Page text dataset records:

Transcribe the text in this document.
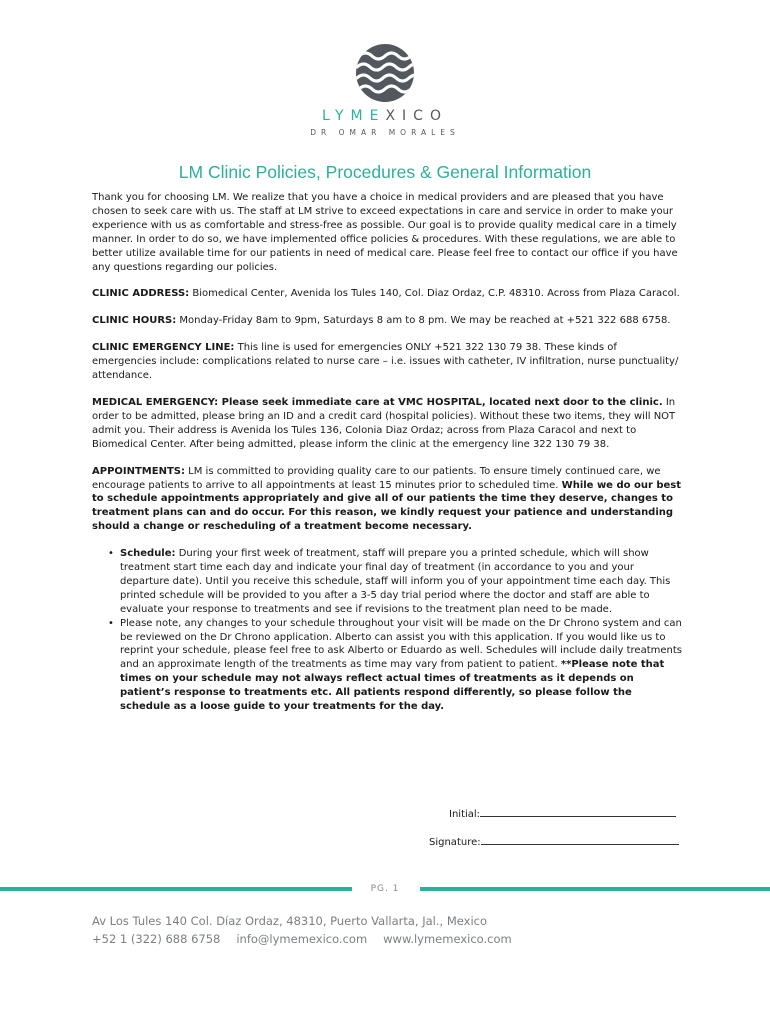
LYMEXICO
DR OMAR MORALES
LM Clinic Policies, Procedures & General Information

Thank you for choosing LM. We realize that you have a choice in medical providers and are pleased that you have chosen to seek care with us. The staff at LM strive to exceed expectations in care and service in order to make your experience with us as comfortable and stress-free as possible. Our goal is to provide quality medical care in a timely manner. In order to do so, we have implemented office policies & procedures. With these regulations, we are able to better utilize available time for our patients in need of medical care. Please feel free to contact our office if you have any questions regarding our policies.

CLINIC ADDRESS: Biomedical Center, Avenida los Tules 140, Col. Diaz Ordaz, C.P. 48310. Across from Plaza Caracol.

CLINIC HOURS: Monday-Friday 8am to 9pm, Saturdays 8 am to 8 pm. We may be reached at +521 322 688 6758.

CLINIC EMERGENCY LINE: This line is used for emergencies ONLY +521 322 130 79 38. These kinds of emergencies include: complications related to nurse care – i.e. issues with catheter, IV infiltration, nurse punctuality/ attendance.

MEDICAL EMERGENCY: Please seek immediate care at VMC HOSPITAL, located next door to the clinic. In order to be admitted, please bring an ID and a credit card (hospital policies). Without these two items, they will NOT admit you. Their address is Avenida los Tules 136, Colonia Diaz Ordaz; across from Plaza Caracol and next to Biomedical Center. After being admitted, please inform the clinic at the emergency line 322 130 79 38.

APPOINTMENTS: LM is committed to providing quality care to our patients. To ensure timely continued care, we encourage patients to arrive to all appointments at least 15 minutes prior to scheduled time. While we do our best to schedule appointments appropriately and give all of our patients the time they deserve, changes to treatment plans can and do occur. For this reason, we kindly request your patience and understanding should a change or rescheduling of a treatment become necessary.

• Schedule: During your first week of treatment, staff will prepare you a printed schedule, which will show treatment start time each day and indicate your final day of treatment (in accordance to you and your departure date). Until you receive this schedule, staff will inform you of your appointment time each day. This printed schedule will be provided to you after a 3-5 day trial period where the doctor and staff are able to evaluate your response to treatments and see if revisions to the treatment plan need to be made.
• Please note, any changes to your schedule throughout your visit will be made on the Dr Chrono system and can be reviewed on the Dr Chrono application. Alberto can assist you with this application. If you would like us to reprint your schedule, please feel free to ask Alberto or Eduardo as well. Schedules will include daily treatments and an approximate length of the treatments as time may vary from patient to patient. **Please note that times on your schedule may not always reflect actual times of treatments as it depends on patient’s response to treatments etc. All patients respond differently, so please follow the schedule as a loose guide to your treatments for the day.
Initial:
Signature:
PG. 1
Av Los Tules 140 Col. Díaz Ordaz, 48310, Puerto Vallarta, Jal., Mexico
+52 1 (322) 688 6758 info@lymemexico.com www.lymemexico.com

» WORK REQUEST: If a line in the entries above contains "Ordaz", it counts toward the total; give only that total.

» TASK SOLUTION: 3